= Records provided =
-*-*-

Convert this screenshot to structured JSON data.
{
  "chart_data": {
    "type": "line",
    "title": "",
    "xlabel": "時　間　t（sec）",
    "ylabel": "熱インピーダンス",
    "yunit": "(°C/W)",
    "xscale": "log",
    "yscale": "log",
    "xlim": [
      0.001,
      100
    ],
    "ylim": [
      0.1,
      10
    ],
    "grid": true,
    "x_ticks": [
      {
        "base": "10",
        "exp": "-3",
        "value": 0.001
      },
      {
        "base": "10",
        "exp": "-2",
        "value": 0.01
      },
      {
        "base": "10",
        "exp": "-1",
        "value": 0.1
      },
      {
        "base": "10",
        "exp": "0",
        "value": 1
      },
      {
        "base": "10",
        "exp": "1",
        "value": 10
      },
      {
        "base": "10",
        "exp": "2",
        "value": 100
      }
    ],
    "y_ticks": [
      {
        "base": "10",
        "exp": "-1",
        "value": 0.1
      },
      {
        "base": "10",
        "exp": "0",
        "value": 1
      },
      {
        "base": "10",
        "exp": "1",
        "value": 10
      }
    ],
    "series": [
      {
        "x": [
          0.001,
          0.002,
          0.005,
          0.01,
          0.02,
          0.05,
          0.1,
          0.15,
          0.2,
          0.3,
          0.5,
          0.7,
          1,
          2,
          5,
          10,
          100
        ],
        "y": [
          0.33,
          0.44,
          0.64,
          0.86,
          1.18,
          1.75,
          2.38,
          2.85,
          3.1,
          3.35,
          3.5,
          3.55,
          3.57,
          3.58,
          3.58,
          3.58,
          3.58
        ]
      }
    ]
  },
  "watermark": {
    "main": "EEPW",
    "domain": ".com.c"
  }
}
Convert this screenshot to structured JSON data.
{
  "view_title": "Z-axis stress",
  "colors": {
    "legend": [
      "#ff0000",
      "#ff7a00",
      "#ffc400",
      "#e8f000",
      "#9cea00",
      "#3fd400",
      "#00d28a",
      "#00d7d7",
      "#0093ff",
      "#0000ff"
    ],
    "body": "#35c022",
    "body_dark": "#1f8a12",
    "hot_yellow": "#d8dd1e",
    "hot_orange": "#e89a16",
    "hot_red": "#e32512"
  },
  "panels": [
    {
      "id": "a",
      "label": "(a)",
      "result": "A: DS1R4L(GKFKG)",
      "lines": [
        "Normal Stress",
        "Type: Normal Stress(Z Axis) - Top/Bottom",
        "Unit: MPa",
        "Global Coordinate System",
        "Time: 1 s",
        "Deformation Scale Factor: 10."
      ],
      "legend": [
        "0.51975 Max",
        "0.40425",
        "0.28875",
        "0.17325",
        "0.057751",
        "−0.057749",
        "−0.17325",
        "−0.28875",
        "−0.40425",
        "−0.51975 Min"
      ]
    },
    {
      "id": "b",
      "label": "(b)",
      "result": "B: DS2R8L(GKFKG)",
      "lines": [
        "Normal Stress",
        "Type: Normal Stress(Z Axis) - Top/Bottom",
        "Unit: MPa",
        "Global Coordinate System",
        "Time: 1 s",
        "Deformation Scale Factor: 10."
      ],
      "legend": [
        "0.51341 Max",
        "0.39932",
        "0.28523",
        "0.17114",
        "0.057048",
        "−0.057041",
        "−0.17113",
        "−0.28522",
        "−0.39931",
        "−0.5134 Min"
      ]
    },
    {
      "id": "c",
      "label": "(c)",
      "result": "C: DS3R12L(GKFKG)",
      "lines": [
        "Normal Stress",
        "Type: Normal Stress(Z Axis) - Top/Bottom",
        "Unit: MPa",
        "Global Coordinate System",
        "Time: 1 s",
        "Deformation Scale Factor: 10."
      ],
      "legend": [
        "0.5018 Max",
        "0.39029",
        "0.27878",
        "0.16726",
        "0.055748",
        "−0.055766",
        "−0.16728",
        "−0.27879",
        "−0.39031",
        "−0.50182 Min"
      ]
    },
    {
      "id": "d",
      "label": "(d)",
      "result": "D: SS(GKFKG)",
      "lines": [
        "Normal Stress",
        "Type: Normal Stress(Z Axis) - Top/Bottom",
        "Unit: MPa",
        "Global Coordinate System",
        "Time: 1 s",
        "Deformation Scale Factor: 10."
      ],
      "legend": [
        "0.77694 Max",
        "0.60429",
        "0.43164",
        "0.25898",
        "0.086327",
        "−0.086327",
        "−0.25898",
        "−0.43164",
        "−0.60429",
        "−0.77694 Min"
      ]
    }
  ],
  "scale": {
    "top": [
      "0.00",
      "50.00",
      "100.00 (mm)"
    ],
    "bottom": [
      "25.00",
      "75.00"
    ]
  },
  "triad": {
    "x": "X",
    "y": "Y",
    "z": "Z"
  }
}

-*-*-

= Written request =
Print again each line of the listing above, exactly as it appears.

= Exercise solution =
Convert this screenshot to structured JSON data.
{
  "chart_data": {
    "type": "line",
    "title": "",
    "xlabel": "時　間　t（sec）",
    "ylabel": "熱インピーダンス",
    "yunit": "(°C/W)",
    "xscale": "log",
    "yscale": "log",
    "xlim": [
      0.001,
      100
    ],
    "ylim": [
      0.1,
      10
    ],
    "grid": true,
    "x_ticks": [
      {
        "base": "10",
        "exp": "-3",
        "value": 0.001
      },
      {
        "base": "10",
        "exp": "-2",
        "value": 0.01
      },
      {
        "base": "10",
        "exp": "-1",
        "value": 0.1
      },
      {
        "base": "10",
        "exp": "0",
        "value": 1
      },
      {
        "base": "10",
        "exp": "1",
        "value": 10
      },
      {
        "base": "10",
        "exp": "2",
        "value": 100
      }
    ],
    "y_ticks": [
      {
        "base": "10",
        "exp": "-1",
        "value": 0.1
      },
      {
        "base": "10",
        "exp": "0",
        "value": 1
      },
      {
        "base": "10",
        "exp": "1",
        "value": 10
      }
    ],
    "series": [
      {
        "x": [
          0.001,
          0.002,
          0.005,
          0.01,
          0.02,
          0.05,
          0.1,
          0.15,
          0.2,
          0.3,
          0.5,
          0.7,
          1,
          2,
          5,
          10,
          100
        ],
        "y": [
          0.33,
          0.44,
          0.64,
          0.86,
          1.18,
          1.75,
          2.38,
          2.85,
          3.1,
          3.35,
          3.5,
          3.55,
          3.57,
          3.58,
          3.58,
          3.58,
          3.58
        ]
      }
    ]
  },
  "watermark": {
    "main": "EEPW",
    "domain": ".com.c"
  }
}
Convert this screenshot to structured JSON data.
{
  "view_title": "Z-axis stress",
  "colors": {
    "legend": [
      "#ff0000",
      "#ff7a00",
      "#ffc400",
      "#e8f000",
      "#9cea00",
      "#3fd400",
      "#00d28a",
      "#00d7d7",
      "#0093ff",
      "#0000ff"
    ],
    "body": "#35c022",
    "body_dark": "#1f8a12",
    "hot_yellow": "#d8dd1e",
    "hot_orange": "#e89a16",
    "hot_red": "#e32512"
  },
  "panels": [
    {
      "id": "a",
      "label": "(a)",
      "result": "A: DS1R4L(GKFKG)",
      "lines": [
        "Normal Stress",
        "Type: Normal Stress(Z Axis) - Top/Bottom",
        "Unit: MPa",
        "Global Coordinate System",
        "Time: 1 s",
        "Deformation Scale Factor: 10."
      ],
      "legend": [
        "0.51975 Max",
        "0.40425",
        "0.28875",
        "0.17325",
        "0.057751",
        "−0.057749",
        "−0.17325",
        "−0.28875",
        "−0.40425",
        "−0.51975 Min"
      ]
    },
    {
      "id": "b",
      "label": "(b)",
      "result": "B: DS2R8L(GKFKG)",
      "lines": [
        "Normal Stress",
        "Type: Normal Stress(Z Axis) - Top/Bottom",
        "Unit: MPa",
        "Global Coordinate System",
        "Time: 1 s",
        "Deformation Scale Factor: 10."
      ],
      "legend": [
        "0.51341 Max",
        "0.39932",
        "0.28523",
        "0.17114",
        "0.057048",
        "−0.057041",
        "−0.17113",
        "−0.28522",
        "−0.39931",
        "−0.5134 Min"
      ]
    },
    {
      "id": "c",
      "label": "(c)",
      "result": "C: DS3R12L(GKFKG)",
      "lines": [
        "Normal Stress",
        "Type: Normal Stress(Z Axis) - Top/Bottom",
        "Unit: MPa",
        "Global Coordinate System",
        "Time: 1 s",
        "Deformation Scale Factor: 10."
      ],
      "legend": [
        "0.5018 Max",
        "0.39029",
        "0.27878",
        "0.16726",
        "0.055748",
        "−0.055766",
        "−0.16728",
        "−0.27879",
        "−0.39031",
        "−0.50182 Min"
      ]
    },
    {
      "id": "d",
      "label": "(d)",
      "result": "D: SS(GKFKG)",
      "lines": [
        "Normal Stress",
        "Type: Normal Stress(Z Axis) - Top/Bottom",
        "Unit: MPa",
        "Global Coordinate System",
        "Time: 1 s",
        "Deformation Scale Factor: 10."
      ],
      "legend": [
        "0.77694 Max",
        "0.60429",
        "0.43164",
        "0.25898",
        "0.086327",
        "−0.086327",
        "−0.25898",
        "−0.43164",
        "−0.60429",
        "−0.77694 Min"
      ]
    }
  ],
  "scale": {
    "top": [
      "0.00",
      "50.00",
      "100.00 (mm)"
    ],
    "bottom": [
      "25.00",
      "75.00"
    ]
  },
  "triad": {
    "x": "X",
    "y": "Y",
    "z": "Z"
  }
}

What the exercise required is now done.